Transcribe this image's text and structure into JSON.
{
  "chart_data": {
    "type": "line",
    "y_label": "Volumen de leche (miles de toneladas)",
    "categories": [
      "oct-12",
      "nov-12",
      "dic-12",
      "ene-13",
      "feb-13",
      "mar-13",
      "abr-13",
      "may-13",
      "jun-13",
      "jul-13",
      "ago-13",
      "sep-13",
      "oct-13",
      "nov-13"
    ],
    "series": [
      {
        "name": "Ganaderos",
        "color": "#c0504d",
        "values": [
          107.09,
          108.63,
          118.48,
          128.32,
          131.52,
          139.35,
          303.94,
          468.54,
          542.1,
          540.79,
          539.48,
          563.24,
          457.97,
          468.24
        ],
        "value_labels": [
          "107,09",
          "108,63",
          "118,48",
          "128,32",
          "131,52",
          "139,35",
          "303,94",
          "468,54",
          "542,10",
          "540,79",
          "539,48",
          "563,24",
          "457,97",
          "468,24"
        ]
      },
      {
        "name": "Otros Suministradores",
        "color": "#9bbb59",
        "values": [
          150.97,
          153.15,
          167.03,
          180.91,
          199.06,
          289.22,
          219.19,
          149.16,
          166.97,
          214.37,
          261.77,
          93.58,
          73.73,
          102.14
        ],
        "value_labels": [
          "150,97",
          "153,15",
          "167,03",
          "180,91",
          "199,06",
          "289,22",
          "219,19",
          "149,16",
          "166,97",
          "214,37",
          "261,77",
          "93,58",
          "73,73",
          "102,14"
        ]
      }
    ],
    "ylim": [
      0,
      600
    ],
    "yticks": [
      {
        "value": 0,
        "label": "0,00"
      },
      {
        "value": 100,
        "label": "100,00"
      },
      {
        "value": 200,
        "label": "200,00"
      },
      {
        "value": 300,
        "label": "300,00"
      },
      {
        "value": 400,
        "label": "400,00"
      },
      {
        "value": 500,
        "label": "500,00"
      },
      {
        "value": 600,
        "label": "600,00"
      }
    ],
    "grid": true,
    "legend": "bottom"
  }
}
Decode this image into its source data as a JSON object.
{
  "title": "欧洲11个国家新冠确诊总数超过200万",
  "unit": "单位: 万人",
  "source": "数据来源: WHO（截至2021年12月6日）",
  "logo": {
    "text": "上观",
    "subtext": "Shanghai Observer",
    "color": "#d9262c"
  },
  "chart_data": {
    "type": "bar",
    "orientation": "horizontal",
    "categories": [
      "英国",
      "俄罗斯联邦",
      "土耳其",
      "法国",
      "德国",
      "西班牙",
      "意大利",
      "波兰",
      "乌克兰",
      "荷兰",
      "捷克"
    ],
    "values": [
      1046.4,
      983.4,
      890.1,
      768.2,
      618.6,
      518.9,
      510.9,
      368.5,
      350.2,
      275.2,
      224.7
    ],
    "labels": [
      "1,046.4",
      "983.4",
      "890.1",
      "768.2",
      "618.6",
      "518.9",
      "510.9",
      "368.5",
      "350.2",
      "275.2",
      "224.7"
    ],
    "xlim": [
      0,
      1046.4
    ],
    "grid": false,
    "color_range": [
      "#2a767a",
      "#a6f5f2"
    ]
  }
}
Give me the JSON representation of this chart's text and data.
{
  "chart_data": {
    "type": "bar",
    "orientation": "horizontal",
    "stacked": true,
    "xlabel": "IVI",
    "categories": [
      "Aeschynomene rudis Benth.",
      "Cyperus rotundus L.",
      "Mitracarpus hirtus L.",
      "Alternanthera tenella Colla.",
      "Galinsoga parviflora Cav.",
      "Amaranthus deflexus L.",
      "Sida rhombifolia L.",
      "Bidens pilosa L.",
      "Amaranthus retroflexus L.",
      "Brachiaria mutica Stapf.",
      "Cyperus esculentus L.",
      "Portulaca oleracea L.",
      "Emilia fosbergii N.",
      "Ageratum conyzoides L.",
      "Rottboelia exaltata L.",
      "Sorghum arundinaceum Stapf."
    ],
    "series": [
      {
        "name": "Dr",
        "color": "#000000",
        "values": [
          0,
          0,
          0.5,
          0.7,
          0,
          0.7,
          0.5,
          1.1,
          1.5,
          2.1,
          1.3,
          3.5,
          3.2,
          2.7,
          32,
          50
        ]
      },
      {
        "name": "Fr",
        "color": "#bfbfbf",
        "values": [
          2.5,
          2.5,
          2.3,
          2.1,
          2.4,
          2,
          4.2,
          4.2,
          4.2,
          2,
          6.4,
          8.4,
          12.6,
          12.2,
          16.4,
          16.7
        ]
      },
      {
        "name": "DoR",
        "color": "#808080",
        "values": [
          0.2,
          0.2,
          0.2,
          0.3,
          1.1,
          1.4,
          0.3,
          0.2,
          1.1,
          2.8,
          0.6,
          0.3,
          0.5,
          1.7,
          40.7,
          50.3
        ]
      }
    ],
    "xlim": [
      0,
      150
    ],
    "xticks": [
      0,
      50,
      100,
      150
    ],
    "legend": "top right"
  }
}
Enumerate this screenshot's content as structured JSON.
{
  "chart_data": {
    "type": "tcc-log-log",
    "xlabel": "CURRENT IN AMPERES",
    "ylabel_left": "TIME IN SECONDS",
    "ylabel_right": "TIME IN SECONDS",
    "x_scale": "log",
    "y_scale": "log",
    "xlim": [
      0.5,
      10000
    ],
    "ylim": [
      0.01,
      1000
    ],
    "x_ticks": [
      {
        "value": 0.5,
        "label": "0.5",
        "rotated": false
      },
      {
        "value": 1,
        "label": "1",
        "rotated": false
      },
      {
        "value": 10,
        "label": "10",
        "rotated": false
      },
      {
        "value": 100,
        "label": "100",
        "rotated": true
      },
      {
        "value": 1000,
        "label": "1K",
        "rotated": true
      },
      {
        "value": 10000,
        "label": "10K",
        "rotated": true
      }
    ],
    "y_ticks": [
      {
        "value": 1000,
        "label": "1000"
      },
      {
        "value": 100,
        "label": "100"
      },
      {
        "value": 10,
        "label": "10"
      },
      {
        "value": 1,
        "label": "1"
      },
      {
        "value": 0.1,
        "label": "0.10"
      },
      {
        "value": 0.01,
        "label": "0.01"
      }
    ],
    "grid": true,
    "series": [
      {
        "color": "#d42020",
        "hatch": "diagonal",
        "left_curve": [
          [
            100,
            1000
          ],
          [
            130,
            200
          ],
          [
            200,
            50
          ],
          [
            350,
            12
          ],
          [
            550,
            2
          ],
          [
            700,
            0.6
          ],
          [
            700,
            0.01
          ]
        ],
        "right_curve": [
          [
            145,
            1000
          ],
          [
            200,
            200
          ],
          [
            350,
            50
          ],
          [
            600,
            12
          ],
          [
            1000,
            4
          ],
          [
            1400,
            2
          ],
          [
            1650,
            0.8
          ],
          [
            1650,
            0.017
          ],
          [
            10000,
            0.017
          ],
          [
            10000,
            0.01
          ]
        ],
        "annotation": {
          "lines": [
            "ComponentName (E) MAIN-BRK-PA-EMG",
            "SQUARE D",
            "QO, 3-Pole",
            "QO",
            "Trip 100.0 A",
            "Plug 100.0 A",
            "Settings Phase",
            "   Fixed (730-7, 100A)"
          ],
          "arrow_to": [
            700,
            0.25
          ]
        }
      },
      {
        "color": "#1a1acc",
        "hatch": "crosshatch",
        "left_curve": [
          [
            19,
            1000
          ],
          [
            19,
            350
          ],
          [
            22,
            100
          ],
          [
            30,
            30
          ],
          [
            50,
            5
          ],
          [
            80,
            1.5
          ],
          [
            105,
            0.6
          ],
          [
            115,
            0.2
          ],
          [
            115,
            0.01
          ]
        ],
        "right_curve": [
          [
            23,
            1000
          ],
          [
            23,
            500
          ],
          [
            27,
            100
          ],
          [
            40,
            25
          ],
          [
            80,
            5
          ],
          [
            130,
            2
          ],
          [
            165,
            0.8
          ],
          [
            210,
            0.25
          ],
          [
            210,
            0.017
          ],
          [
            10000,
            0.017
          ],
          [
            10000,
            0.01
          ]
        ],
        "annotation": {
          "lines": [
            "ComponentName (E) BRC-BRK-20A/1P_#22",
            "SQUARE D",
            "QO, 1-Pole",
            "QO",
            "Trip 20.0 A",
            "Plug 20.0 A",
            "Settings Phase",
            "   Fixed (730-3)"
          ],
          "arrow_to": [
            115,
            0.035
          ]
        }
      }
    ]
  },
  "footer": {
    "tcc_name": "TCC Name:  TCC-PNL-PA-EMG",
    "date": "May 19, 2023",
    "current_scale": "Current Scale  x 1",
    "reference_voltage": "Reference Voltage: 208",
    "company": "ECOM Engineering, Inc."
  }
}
++++++++++
What is needed: Copy every line in the entries above that has the string "Stapf" in it.

Exercise output:
      "Brachiaria mutica Stapf.",
      "Sorghum arundinaceum Stapf."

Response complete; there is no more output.